> _Records shown_:
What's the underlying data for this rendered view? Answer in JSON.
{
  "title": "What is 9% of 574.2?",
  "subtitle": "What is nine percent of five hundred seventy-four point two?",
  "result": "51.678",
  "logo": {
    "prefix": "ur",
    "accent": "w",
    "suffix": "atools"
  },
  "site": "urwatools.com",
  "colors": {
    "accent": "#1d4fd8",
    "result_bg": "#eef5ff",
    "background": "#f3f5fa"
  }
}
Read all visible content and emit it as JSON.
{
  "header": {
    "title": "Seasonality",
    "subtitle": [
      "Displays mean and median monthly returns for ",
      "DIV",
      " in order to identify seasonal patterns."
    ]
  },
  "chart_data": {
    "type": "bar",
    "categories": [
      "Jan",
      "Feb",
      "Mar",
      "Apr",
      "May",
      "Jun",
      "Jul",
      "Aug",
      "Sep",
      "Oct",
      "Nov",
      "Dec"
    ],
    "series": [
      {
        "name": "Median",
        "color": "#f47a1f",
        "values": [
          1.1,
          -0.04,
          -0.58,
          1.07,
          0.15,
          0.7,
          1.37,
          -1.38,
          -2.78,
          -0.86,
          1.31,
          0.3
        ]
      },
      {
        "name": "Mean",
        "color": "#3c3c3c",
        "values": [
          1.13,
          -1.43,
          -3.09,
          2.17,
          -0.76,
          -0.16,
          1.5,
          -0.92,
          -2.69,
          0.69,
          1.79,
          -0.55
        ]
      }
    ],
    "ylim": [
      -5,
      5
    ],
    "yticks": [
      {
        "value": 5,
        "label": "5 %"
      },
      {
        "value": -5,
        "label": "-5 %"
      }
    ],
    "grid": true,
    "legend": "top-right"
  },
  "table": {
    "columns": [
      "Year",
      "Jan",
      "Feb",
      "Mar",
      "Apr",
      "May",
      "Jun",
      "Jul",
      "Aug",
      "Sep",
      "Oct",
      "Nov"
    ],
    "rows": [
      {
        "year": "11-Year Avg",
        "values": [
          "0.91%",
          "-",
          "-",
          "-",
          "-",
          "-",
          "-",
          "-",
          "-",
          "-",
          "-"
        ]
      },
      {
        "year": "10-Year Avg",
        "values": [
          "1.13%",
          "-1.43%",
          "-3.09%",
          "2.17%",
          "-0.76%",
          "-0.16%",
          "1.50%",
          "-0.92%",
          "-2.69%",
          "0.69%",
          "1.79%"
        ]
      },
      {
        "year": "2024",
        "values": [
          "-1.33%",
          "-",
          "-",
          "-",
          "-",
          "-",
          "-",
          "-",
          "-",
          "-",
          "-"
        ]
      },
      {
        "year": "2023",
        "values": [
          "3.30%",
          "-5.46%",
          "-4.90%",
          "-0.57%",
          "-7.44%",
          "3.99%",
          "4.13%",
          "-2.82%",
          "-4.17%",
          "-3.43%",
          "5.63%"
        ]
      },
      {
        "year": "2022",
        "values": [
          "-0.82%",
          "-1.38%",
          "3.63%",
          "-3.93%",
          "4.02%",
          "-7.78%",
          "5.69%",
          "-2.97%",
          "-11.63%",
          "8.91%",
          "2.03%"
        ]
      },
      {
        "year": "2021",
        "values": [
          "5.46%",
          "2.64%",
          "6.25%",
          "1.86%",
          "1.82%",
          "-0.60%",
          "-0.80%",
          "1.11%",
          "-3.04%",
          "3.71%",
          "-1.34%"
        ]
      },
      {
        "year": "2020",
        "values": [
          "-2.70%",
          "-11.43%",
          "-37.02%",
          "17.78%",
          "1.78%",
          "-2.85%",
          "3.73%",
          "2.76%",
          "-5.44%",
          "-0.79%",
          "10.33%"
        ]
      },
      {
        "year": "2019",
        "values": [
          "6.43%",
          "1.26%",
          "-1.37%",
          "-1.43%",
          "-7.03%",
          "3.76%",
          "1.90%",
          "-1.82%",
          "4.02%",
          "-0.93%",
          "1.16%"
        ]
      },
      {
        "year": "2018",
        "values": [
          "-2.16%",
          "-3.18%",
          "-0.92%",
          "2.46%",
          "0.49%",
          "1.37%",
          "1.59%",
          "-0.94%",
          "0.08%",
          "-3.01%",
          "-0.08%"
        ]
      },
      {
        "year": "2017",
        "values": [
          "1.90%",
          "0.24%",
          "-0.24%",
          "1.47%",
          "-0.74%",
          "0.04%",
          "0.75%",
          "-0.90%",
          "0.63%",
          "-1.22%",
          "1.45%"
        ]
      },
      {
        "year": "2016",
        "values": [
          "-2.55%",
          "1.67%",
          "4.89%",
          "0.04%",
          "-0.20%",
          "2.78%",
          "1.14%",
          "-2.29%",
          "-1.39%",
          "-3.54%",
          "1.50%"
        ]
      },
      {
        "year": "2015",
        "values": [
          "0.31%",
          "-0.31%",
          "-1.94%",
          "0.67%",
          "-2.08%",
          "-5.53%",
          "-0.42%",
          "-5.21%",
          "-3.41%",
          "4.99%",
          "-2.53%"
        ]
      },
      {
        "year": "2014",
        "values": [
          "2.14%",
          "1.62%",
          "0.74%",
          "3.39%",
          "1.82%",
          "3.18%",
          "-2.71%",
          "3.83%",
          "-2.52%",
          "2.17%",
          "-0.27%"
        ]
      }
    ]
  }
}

> _Stated problem_: Return every record, word for word.

> _Output for this exercise_:
What's the underlying data for this rendered view? Answer in JSON.
{
  "title": "What is 9% of 574.2?",
  "subtitle": "What is nine percent of five hundred seventy-four point two?",
  "result": "51.678",
  "logo": {
    "prefix": "ur",
    "accent": "w",
    "suffix": "atools"
  },
  "site": "urwatools.com",
  "colors": {
    "accent": "#1d4fd8",
    "result_bg": "#eef5ff",
    "background": "#f3f5fa"
  }
}
Read all visible content and emit it as JSON.
{
  "header": {
    "title": "Seasonality",
    "subtitle": [
      "Displays mean and median monthly returns for ",
      "DIV",
      " in order to identify seasonal patterns."
    ]
  },
  "chart_data": {
    "type": "bar",
    "categories": [
      "Jan",
      "Feb",
      "Mar",
      "Apr",
      "May",
      "Jun",
      "Jul",
      "Aug",
      "Sep",
      "Oct",
      "Nov",
      "Dec"
    ],
    "series": [
      {
        "name": "Median",
        "color": "#f47a1f",
        "values": [
          1.1,
          -0.04,
          -0.58,
          1.07,
          0.15,
          0.7,
          1.37,
          -1.38,
          -2.78,
          -0.86,
          1.31,
          0.3
        ]
      },
      {
        "name": "Mean",
        "color": "#3c3c3c",
        "values": [
          1.13,
          -1.43,
          -3.09,
          2.17,
          -0.76,
          -0.16,
          1.5,
          -0.92,
          -2.69,
          0.69,
          1.79,
          -0.55
        ]
      }
    ],
    "ylim": [
      -5,
      5
    ],
    "yticks": [
      {
        "value": 5,
        "label": "5 %"
      },
      {
        "value": -5,
        "label": "-5 %"
      }
    ],
    "grid": true,
    "legend": "top-right"
  },
  "table": {
    "columns": [
      "Year",
      "Jan",
      "Feb",
      "Mar",
      "Apr",
      "May",
      "Jun",
      "Jul",
      "Aug",
      "Sep",
      "Oct",
      "Nov"
    ],
    "rows": [
      {
        "year": "11-Year Avg",
        "values": [
          "0.91%",
          "-",
          "-",
          "-",
          "-",
          "-",
          "-",
          "-",
          "-",
          "-",
          "-"
        ]
      },
      {
        "year": "10-Year Avg",
        "values": [
          "1.13%",
          "-1.43%",
          "-3.09%",
          "2.17%",
          "-0.76%",
          "-0.16%",
          "1.50%",
          "-0.92%",
          "-2.69%",
          "0.69%",
          "1.79%"
        ]
      },
      {
        "year": "2024",
        "values": [
          "-1.33%",
          "-",
          "-",
          "-",
          "-",
          "-",
          "-",
          "-",
          "-",
          "-",
          "-"
        ]
      },
      {
        "year": "2023",
        "values": [
          "3.30%",
          "-5.46%",
          "-4.90%",
          "-0.57%",
          "-7.44%",
          "3.99%",
          "4.13%",
          "-2.82%",
          "-4.17%",
          "-3.43%",
          "5.63%"
        ]
      },
      {
        "year": "2022",
        "values": [
          "-0.82%",
          "-1.38%",
          "3.63%",
          "-3.93%",
          "4.02%",
          "-7.78%",
          "5.69%",
          "-2.97%",
          "-11.63%",
          "8.91%",
          "2.03%"
        ]
      },
      {
        "year": "2021",
        "values": [
          "5.46%",
          "2.64%",
          "6.25%",
          "1.86%",
          "1.82%",
          "-0.60%",
          "-0.80%",
          "1.11%",
          "-3.04%",
          "3.71%",
          "-1.34%"
        ]
      },
      {
        "year": "2020",
        "values": [
          "-2.70%",
          "-11.43%",
          "-37.02%",
          "17.78%",
          "1.78%",
          "-2.85%",
          "3.73%",
          "2.76%",
          "-5.44%",
          "-0.79%",
          "10.33%"
        ]
      },
      {
        "year": "2019",
        "values": [
          "6.43%",
          "1.26%",
          "-1.37%",
          "-1.43%",
          "-7.03%",
          "3.76%",
          "1.90%",
          "-1.82%",
          "4.02%",
          "-0.93%",
          "1.16%"
        ]
      },
      {
        "year": "2018",
        "values": [
          "-2.16%",
          "-3.18%",
          "-0.92%",
          "2.46%",
          "0.49%",
          "1.37%",
          "1.59%",
          "-0.94%",
          "0.08%",
          "-3.01%",
          "-0.08%"
        ]
      },
      {
        "year": "2017",
        "values": [
          "1.90%",
          "0.24%",
          "-0.24%",
          "1.47%",
          "-0.74%",
          "0.04%",
          "0.75%",
          "-0.90%",
          "0.63%",
          "-1.22%",
          "1.45%"
        ]
      },
      {
        "year": "2016",
        "values": [
          "-2.55%",
          "1.67%",
          "4.89%",
          "0.04%",
          "-0.20%",
          "2.78%",
          "1.14%",
          "-2.29%",
          "-1.39%",
          "-3.54%",
          "1.50%"
        ]
      },
      {
        "year": "2015",
        "values": [
          "0.31%",
          "-0.31%",
          "-1.94%",
          "0.67%",
          "-2.08%",
          "-5.53%",
          "-0.42%",
          "-5.21%",
          "-3.41%",
          "4.99%",
          "-2.53%"
        ]
      },
      {
        "year": "2014",
        "values": [
          "2.14%",
          "1.62%",
          "0.74%",
          "3.39%",
          "1.82%",
          "3.18%",
          "-2.71%",
          "3.83%",
          "-2.52%",
          "2.17%",
          "-0.27%"
        ]
      }
    ]
  }
}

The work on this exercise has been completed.